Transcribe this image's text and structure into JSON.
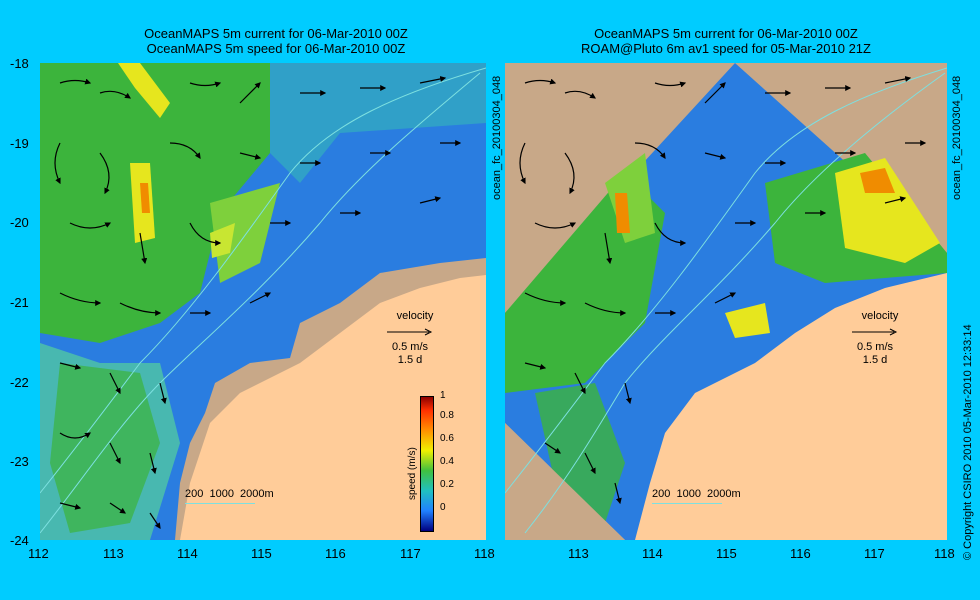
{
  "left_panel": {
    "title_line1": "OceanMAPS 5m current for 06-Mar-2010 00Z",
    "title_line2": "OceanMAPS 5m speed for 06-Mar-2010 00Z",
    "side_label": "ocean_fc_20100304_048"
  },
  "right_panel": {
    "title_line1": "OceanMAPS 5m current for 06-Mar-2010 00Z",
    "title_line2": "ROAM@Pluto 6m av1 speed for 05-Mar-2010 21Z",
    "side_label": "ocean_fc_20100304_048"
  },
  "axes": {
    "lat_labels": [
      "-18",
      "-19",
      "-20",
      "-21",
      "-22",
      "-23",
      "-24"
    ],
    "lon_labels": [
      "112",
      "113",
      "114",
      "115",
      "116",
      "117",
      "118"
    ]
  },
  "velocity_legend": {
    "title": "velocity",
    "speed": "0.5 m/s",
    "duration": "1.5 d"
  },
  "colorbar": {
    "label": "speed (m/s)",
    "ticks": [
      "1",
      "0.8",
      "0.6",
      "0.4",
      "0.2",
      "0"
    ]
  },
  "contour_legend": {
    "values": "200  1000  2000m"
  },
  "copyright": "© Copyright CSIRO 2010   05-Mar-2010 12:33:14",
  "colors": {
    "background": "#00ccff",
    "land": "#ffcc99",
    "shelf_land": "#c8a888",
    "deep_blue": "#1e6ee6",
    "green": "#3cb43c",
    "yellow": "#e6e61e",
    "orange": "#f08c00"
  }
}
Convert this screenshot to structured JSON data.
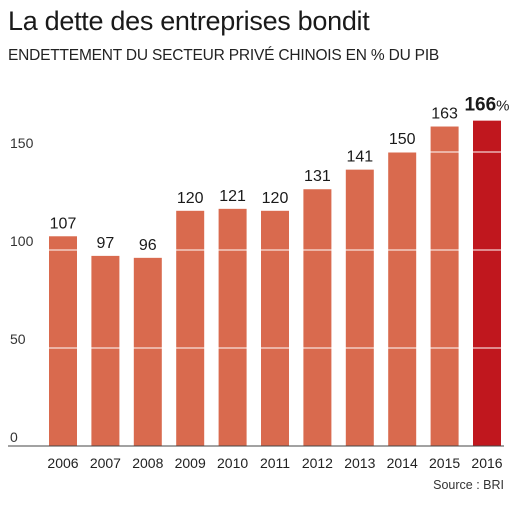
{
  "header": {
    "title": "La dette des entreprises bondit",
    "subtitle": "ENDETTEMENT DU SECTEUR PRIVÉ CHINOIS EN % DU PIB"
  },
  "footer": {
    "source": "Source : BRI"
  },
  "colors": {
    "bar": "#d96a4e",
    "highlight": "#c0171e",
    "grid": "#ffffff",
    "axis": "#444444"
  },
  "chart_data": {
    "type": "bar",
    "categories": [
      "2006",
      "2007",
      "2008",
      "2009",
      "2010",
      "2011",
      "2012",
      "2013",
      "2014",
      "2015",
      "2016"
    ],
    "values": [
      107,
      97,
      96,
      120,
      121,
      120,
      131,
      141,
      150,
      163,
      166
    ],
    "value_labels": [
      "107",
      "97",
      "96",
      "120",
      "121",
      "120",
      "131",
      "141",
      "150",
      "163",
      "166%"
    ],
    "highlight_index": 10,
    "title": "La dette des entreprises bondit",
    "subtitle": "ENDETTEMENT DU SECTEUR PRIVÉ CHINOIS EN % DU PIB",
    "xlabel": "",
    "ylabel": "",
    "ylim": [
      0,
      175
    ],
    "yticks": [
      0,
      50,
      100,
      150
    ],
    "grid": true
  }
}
-*-
Given exercise: Of the lines above, copy each that contains "SECTEUR".

Written reply:
    "subtitle": "ENDETTEMENT DU SECTEUR PRIVÉ CHINOIS EN % DU PIB"
    "subtitle": "ENDETTEMENT DU SECTEUR PRIVÉ CHINOIS EN % DU PIB",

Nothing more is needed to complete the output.